Exercise:
Find and return each line containing "were".

Raw records:
--------------------------------

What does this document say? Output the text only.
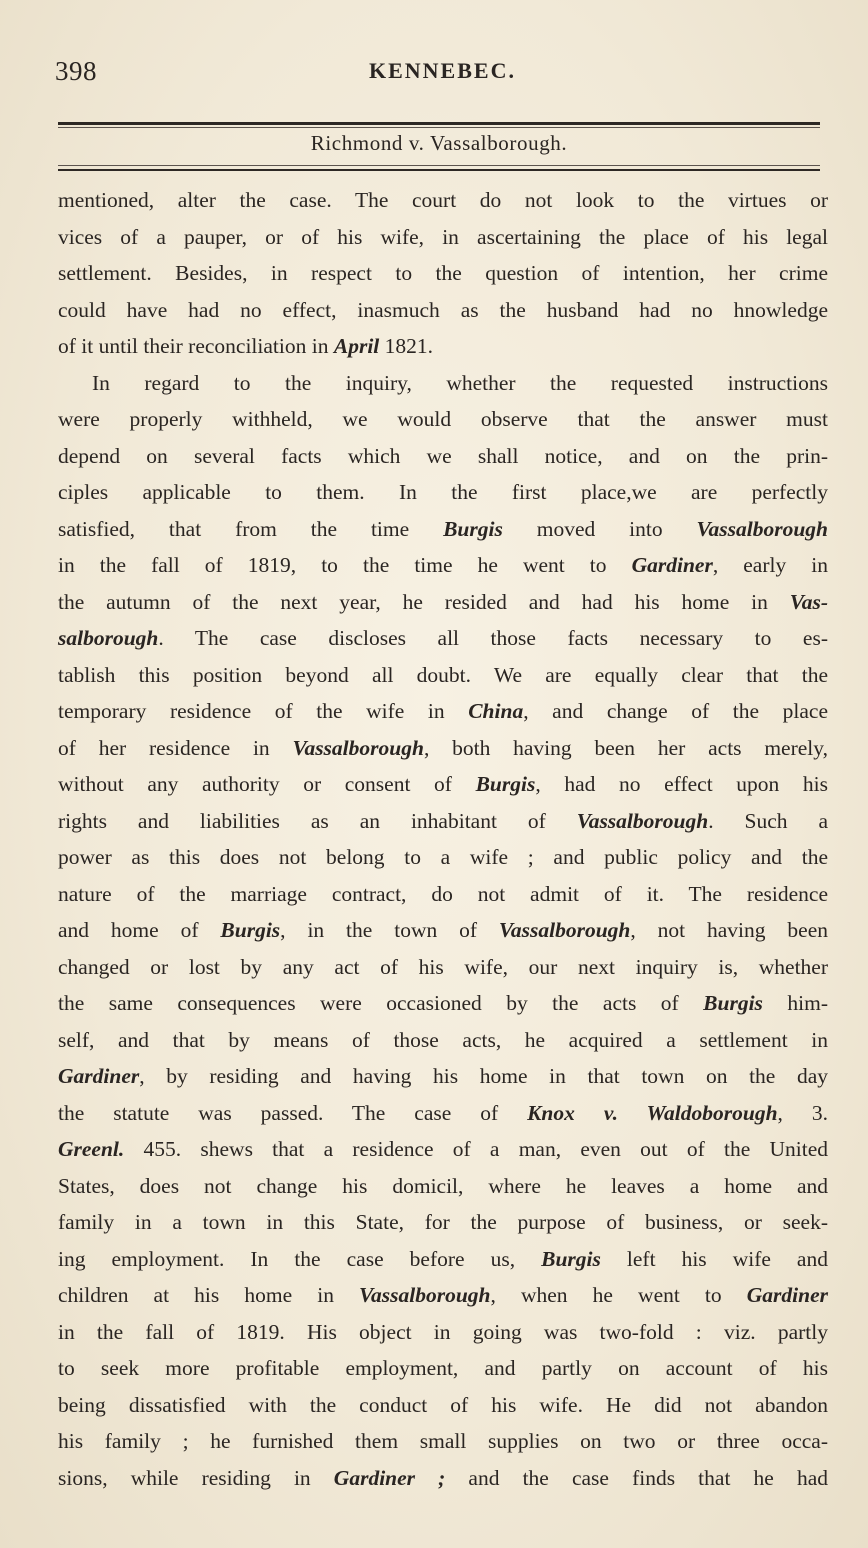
398	KENNEBEC.
Richmond v. Vassalborough.
mentioned, alter the case. The court do not look to the virtues or
vices of a pauper, or of his wife, in ascertaining the place of his legal
settlement. Besides, in respect to the question of intention, her crime
could have had no effect, inasmuch as the husband had no hnowledge
of it until their reconciliation in April 1821.
In regard to the inquiry, whether the requested instructions
were properly withheld, we would observe that the answer must
depend on several facts which we shall notice, and on the prin-
ciples applicable to them. In the first place,we are perfectly
satisfied, that from the time Burgis moved into Vassalborough
in the fall of 1819, to the time he went to Gardiner, early in
the autumn of the next year, he resided and had his home in Vas-
salborough. The case discloses all those facts necessary to es-
tablish this position beyond all doubt. We are equally clear that the
temporary residence of the wife in China, and change of the place
of her residence in Vassalborough, both having been her acts merely,
without any authority or consent of Burgis, had no effect upon his
rights and liabilities as an inhabitant of Vassalborough. Such a
power as this does not belong to a wife ; and public policy and the
nature of the marriage contract, do not admit of it. The residence
and home of Burgis, in the town of Vassalborough, not having been
changed or lost by any act of his wife, our next inquiry is, whether
the same consequences were occasioned by the acts of Burgis him-
self, and that by means of those acts, he acquired a settlement in
Gardiner, by residing and having his home in that town on the day
the statute was passed. The case of Knox v. Waldoborough, 3.
Greenl. 455. shews that a residence of a man, even out of the United
States, does not change his domicil, where he leaves a home and
family in a town in this State, for the purpose of business, or seek-
ing employment. In the case before us, Burgis left his wife and
children at his home in Vassalborough, when he went to Gardiner
in the fall of 1819. His object in going was two-fold : viz. partly
to seek more profitable employment, and partly on account of his
being dissatisfied with the conduct of his wife. He did not abandon
his family ; he furnished them small supplies on two or three occa-
sions, while residing in Gardiner ; and the case finds that he had
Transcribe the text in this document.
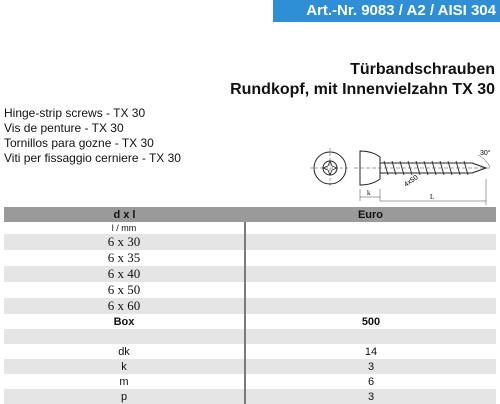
Art.-Nr. 9083 / A2 / AISI 304
Türbandschrauben
Rundkopf, mit Innenvielzahn TX 30
Hinge-strip screws - TX 30
Vis de penture - TX 30
Tornillos para gozne - TX 30
Viti per fissaggio cerniere - TX 30
4x50
k	L
30°
d x l	Euro
l / mm	
6 x 30	
6 x 35	
6 x 40	
6 x 50	
6 x 60	
Box	500

dk	14
k	3
m	6
p	3
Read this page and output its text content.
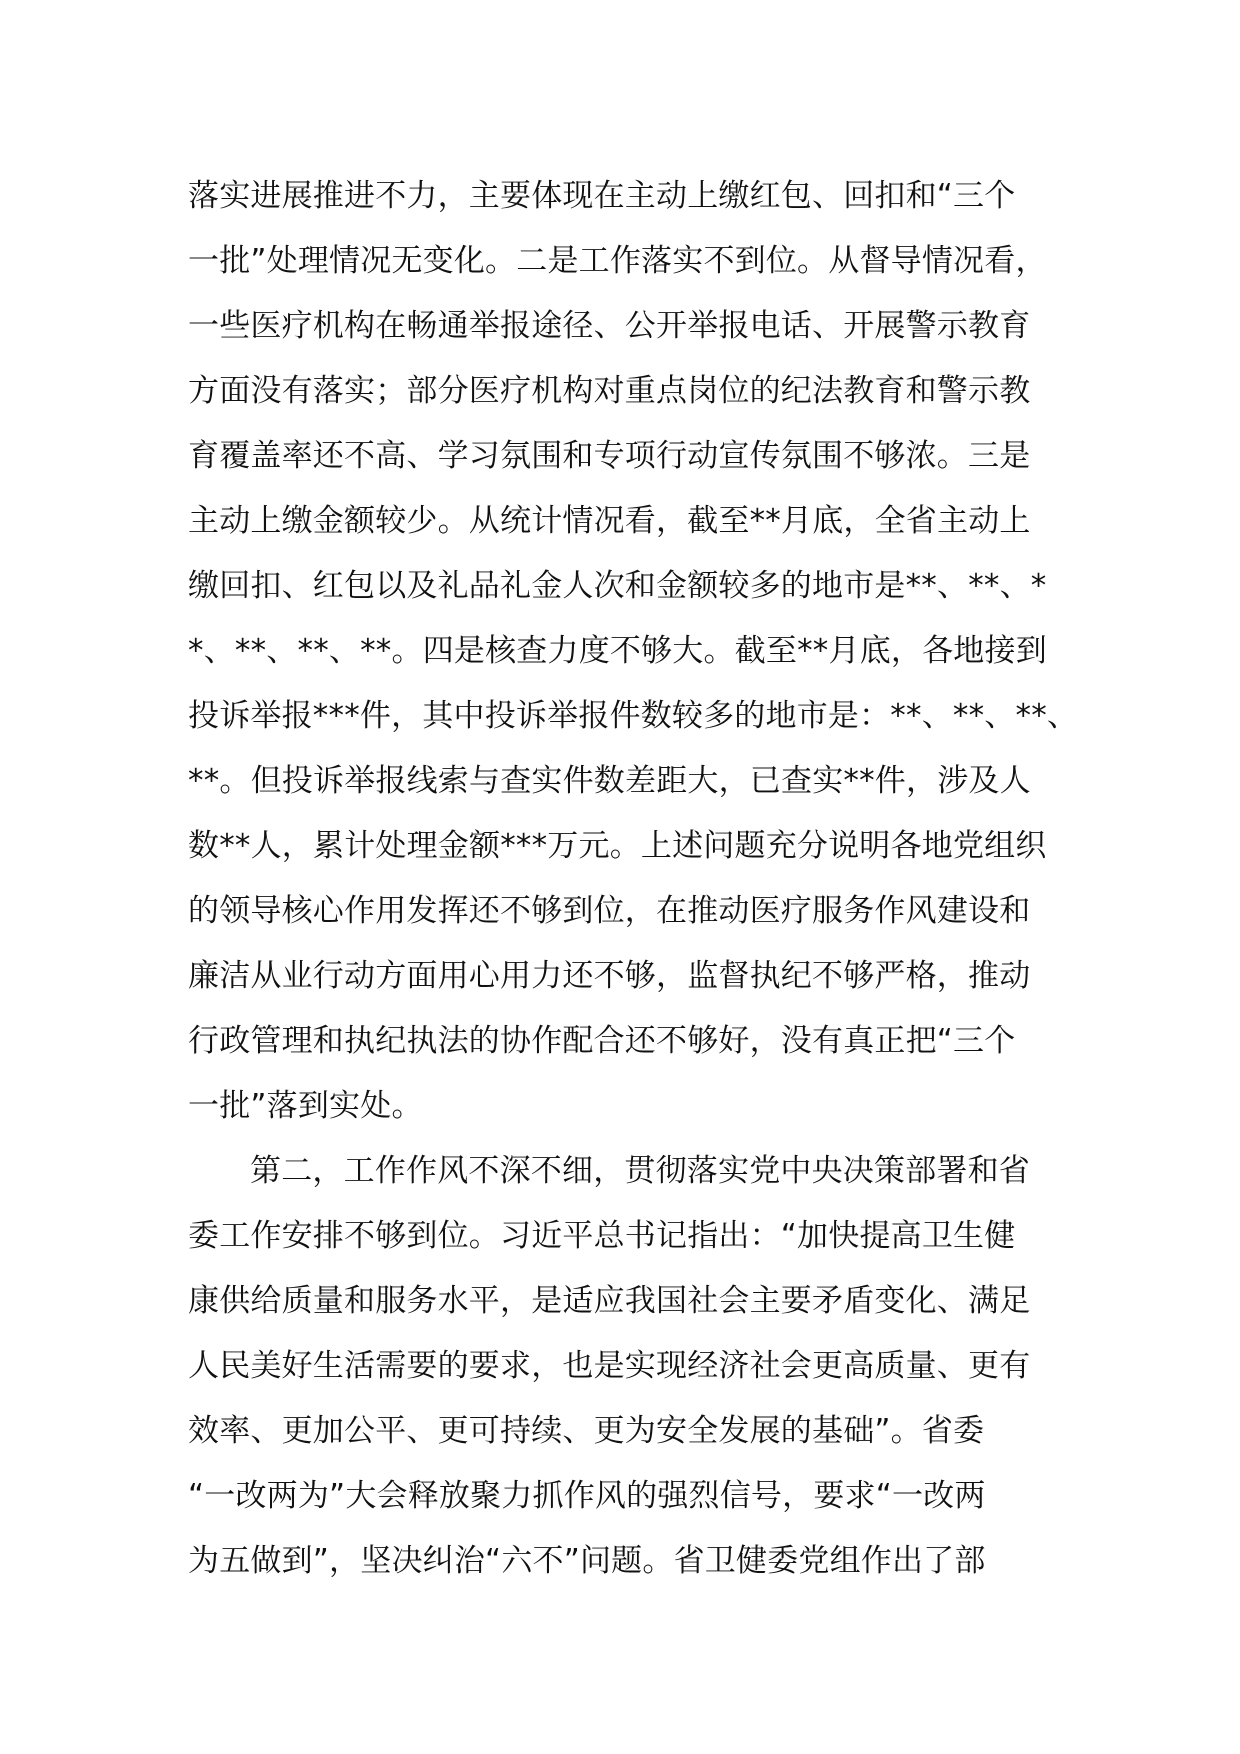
落实进展推进不力，主要体现在主动上缴红包、回扣和“三个
一批”处理情况无变化。二是工作落实不到位。从督导情况看，
一些医疗机构在畅通举报途径、公开举报电话、开展警示教育
方面没有落实；部分医疗机构对重点岗位的纪法教育和警示教
育覆盖率还不高、学习氛围和专项行动宣传氛围不够浓。三是
主动上缴金额较少。从统计情况看，截至**月底，全省主动上
缴回扣、红包以及礼品礼金人次和金额较多的地市是**、**、*
*、**、**、**。四是核查力度不够大。截至**月底，各地接到
投诉举报***件，其中投诉举报件数较多的地市是：**、**、**、
**。但投诉举报线索与查实件数差距大，已查实**件，涉及人
数**人，累计处理金额***万元。上述问题充分说明各地党组织
的领导核心作用发挥还不够到位，在推动医疗服务作风建设和
廉洁从业行动方面用心用力还不够，监督执纪不够严格，推动
行政管理和执纪执法的协作配合还不够好，没有真正把“三个
一批”落到实处。
第二，工作作风不深不细，贯彻落实党中央决策部署和省
委工作安排不够到位。习近平总书记指出：“加快提高卫生健
康供给质量和服务水平，是适应我国社会主要矛盾变化、满足
人民美好生活需要的要求，也是实现经济社会更高质量、更有
效率、更加公平、更可持续、更为安全发展的基础”。省委
“一改两为”大会释放聚力抓作风的强烈信号，要求“一改两
为五做到”，坚决纠治“六不”问题。省卫健委党组作出了部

--------------------------------

Written answer:
were properly withheld, we would observe that the answer must
the same consequences were occasioned by the acts of Burgis him-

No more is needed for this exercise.